*What you have to do*.
Will you print the material below without altering a single character?

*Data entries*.
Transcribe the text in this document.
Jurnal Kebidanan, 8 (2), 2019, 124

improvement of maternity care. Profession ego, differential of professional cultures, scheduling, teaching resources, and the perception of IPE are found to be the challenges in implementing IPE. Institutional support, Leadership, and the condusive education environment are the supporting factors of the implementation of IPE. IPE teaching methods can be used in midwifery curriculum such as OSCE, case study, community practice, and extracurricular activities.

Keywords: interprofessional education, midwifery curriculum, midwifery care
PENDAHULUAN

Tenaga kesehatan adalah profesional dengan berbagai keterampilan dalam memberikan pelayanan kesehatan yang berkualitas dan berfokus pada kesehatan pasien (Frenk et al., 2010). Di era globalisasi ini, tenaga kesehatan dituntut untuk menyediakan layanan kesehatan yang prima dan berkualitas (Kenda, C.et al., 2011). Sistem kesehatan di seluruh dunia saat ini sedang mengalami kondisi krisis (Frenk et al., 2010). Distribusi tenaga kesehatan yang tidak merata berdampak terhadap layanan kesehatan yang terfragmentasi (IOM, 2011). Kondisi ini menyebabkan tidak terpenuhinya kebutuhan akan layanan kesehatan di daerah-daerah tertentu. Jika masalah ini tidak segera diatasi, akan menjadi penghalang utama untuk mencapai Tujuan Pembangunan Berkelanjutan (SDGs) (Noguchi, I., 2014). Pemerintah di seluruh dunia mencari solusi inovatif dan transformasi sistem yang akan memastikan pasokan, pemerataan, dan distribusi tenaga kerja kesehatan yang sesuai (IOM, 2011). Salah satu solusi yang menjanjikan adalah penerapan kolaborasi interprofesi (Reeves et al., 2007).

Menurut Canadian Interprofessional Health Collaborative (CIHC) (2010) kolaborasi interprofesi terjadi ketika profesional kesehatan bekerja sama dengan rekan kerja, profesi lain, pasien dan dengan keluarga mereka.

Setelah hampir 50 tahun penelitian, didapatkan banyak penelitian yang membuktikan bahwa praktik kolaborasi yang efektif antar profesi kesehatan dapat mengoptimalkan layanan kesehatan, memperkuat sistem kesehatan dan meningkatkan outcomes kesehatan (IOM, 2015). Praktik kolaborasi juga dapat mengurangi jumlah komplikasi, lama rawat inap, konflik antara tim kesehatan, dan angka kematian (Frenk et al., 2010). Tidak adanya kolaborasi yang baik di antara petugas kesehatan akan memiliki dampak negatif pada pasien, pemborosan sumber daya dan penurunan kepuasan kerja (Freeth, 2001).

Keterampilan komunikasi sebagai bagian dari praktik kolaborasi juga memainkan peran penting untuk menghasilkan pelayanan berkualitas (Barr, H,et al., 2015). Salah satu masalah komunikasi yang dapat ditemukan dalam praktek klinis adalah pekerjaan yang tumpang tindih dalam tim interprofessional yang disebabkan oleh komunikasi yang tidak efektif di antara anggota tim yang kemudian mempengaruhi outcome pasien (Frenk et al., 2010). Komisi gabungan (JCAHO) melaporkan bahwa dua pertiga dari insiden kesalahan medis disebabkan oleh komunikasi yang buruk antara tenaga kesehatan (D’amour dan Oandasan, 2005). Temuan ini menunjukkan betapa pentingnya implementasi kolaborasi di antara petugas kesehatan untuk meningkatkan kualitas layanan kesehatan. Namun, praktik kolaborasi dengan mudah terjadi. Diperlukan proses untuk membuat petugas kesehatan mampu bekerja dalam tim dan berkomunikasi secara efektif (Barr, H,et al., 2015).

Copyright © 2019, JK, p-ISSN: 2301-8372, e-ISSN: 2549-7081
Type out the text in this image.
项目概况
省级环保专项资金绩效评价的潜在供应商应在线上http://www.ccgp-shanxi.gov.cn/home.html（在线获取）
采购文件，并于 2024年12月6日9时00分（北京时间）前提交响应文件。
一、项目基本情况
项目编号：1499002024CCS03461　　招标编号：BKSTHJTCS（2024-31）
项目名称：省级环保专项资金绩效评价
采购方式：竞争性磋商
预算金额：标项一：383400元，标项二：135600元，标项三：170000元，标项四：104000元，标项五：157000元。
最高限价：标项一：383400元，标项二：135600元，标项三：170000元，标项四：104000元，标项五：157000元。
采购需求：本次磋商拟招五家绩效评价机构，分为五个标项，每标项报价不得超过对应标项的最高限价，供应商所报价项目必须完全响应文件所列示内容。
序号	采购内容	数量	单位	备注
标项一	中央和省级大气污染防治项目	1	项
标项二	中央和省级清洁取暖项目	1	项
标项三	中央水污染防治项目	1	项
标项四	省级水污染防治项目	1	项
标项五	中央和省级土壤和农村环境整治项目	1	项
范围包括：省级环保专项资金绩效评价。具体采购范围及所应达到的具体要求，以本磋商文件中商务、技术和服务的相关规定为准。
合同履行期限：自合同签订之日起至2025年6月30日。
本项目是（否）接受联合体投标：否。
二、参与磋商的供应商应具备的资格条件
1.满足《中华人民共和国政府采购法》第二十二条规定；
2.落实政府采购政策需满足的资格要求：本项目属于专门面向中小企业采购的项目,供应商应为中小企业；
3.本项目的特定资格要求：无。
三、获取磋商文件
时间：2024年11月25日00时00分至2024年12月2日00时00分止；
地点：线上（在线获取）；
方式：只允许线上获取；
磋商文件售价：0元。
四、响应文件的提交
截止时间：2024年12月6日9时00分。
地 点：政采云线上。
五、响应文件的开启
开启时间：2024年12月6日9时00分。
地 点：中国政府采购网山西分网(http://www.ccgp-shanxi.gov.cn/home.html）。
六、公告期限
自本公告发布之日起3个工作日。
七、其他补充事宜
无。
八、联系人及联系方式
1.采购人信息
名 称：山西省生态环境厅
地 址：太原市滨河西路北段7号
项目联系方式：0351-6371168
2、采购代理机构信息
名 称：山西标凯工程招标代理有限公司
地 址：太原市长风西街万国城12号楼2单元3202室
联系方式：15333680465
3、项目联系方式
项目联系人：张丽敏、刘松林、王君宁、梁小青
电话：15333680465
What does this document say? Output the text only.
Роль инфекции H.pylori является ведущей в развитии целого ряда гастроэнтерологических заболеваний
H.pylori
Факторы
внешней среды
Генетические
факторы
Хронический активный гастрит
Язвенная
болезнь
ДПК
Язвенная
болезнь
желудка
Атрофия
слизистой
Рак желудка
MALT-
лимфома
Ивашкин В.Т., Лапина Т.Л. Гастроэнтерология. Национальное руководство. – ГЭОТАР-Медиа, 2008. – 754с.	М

*Solution*.
Transcribe the text in this document.
Jurnal Kebidanan, 8 (2), 2019, 124

improvement of maternity care. Profession ego, differential of professional cultures, scheduling, teaching resources, and the perception of IPE are found to be the challenges in implementing IPE. Institutional support, Leadership, and the condusive education environment are the supporting factors of the implementation of IPE. IPE teaching methods can be used in midwifery curriculum such as OSCE, case study, community practice, and extracurricular activities.

Keywords: interprofessional education, midwifery curriculum, midwifery care
PENDAHULUAN

Tenaga kesehatan adalah profesional dengan berbagai keterampilan dalam memberikan pelayanan kesehatan yang berkualitas dan berfokus pada kesehatan pasien (Frenk et al., 2010). Di era globalisasi ini, tenaga kesehatan dituntut untuk menyediakan layanan kesehatan yang prima dan berkualitas (Kenda, C.et al., 2011). Sistem kesehatan di seluruh dunia saat ini sedang mengalami kondisi krisis (Frenk et al., 2010). Distribusi tenaga kesehatan yang tidak merata berdampak terhadap layanan kesehatan yang terfragmentasi (IOM, 2011). Kondisi ini menyebabkan tidak terpenuhinya kebutuhan akan layanan kesehatan di daerah-daerah tertentu. Jika masalah ini tidak segera diatasi, akan menjadi penghalang utama untuk mencapai Tujuan Pembangunan Berkelanjutan (SDGs) (Noguchi, I., 2014). Pemerintah di seluruh dunia mencari solusi inovatif dan transformasi sistem yang akan memastikan pasokan, pemerataan, dan distribusi tenaga kerja kesehatan yang sesuai (IOM, 2011). Salah satu solusi yang menjanjikan adalah penerapan kolaborasi interprofesi (Reeves et al., 2007).

Menurut Canadian Interprofessional Health Collaborative (CIHC) (2010) kolaborasi interprofesi terjadi ketika profesional kesehatan bekerja sama dengan rekan kerja, profesi lain, pasien dan dengan keluarga mereka.

Setelah hampir 50 tahun penelitian, didapatkan banyak penelitian yang membuktikan bahwa praktik kolaborasi yang efektif antar profesi kesehatan dapat mengoptimalkan layanan kesehatan, memperkuat sistem kesehatan dan meningkatkan outcomes kesehatan (IOM, 2015). Praktik kolaborasi juga dapat mengurangi jumlah komplikasi, lama rawat inap, konflik antara tim kesehatan, dan angka kematian (Frenk et al., 2010). Tidak adanya kolaborasi yang baik di antara petugas kesehatan akan memiliki dampak negatif pada pasien, pemborosan sumber daya dan penurunan kepuasan kerja (Freeth, 2001).

Keterampilan komunikasi sebagai bagian dari praktik kolaborasi juga memainkan peran penting untuk menghasilkan pelayanan berkualitas (Barr, H,et al., 2015). Salah satu masalah komunikasi yang dapat ditemukan dalam praktek klinis adalah pekerjaan yang tumpang tindih dalam tim interprofessional yang disebabkan oleh komunikasi yang tidak efektif di antara anggota tim yang kemudian mempengaruhi outcome pasien (Frenk et al., 2010). Komisi gabungan (JCAHO) melaporkan bahwa dua pertiga dari insiden kesalahan medis disebabkan oleh komunikasi yang buruk antara tenaga kesehatan (D’amour dan Oandasan, 2005). Temuan ini menunjukkan betapa pentingnya implementasi kolaborasi di antara petugas kesehatan untuk meningkatkan kualitas layanan kesehatan. Namun, praktik kolaborasi dengan mudah terjadi. Diperlukan proses untuk membuat petugas kesehatan mampu bekerja dalam tim dan berkomunikasi secara efektif (Barr, H,et al., 2015).

Copyright © 2019, JK, p-ISSN: 2301-8372, e-ISSN: 2549-7081
Type out the text in this image.
项目概况
省级环保专项资金绩效评价的潜在供应商应在线上http://www.ccgp-shanxi.gov.cn/home.html（在线获取）
采购文件，并于 2024年12月6日9时00分（北京时间）前提交响应文件。
一、项目基本情况
项目编号：1499002024CCS03461　　招标编号：BKSTHJTCS（2024-31）
项目名称：省级环保专项资金绩效评价
采购方式：竞争性磋商
预算金额：标项一：383400元，标项二：135600元，标项三：170000元，标项四：104000元，标项五：157000元。
最高限价：标项一：383400元，标项二：135600元，标项三：170000元，标项四：104000元，标项五：157000元。
采购需求：本次磋商拟招五家绩效评价机构，分为五个标项，每标项报价不得超过对应标项的最高限价，供应商所报价项目必须完全响应文件所列示内容。
序号	采购内容	数量	单位	备注
标项一	中央和省级大气污染防治项目	1	项
标项二	中央和省级清洁取暖项目	1	项
标项三	中央水污染防治项目	1	项
标项四	省级水污染防治项目	1	项
标项五	中央和省级土壤和农村环境整治项目	1	项
范围包括：省级环保专项资金绩效评价。具体采购范围及所应达到的具体要求，以本磋商文件中商务、技术和服务的相关规定为准。
合同履行期限：自合同签订之日起至2025年6月30日。
本项目是（否）接受联合体投标：否。
二、参与磋商的供应商应具备的资格条件
1.满足《中华人民共和国政府采购法》第二十二条规定；
2.落实政府采购政策需满足的资格要求：本项目属于专门面向中小企业采购的项目,供应商应为中小企业；
3.本项目的特定资格要求：无。
三、获取磋商文件
时间：2024年11月25日00时00分至2024年12月2日00时00分止；
地点：线上（在线获取）；
方式：只允许线上获取；
磋商文件售价：0元。
四、响应文件的提交
截止时间：2024年12月6日9时00分。
地 点：政采云线上。
五、响应文件的开启
开启时间：2024年12月6日9时00分。
地 点：中国政府采购网山西分网(http://www.ccgp-shanxi.gov.cn/home.html）。
六、公告期限
自本公告发布之日起3个工作日。
七、其他补充事宜
无。
八、联系人及联系方式
1.采购人信息
名 称：山西省生态环境厅
地 址：太原市滨河西路北段7号
项目联系方式：0351-6371168
2、采购代理机构信息
名 称：山西标凯工程招标代理有限公司
地 址：太原市长风西街万国城12号楼2单元3202室
联系方式：15333680465
3、项目联系方式
项目联系人：张丽敏、刘松林、王君宁、梁小青
电话：15333680465
What does this document say? Output the text only.
Роль инфекции H.pylori является ведущей в развитии целого ряда гастроэнтерологических заболеваний
H.pylori
Факторы
внешней среды
Генетические
факторы
Хронический активный гастрит
Язвенная
болезнь
ДПК
Язвенная
болезнь
желудка
Атрофия
слизистой
Рак желудка
MALT-
лимфома
Ивашкин В.Т., Лапина Т.Л. Гастроэнтерология. Национальное руководство. – ГЭОТАР-Медиа, 2008. – 754с.	М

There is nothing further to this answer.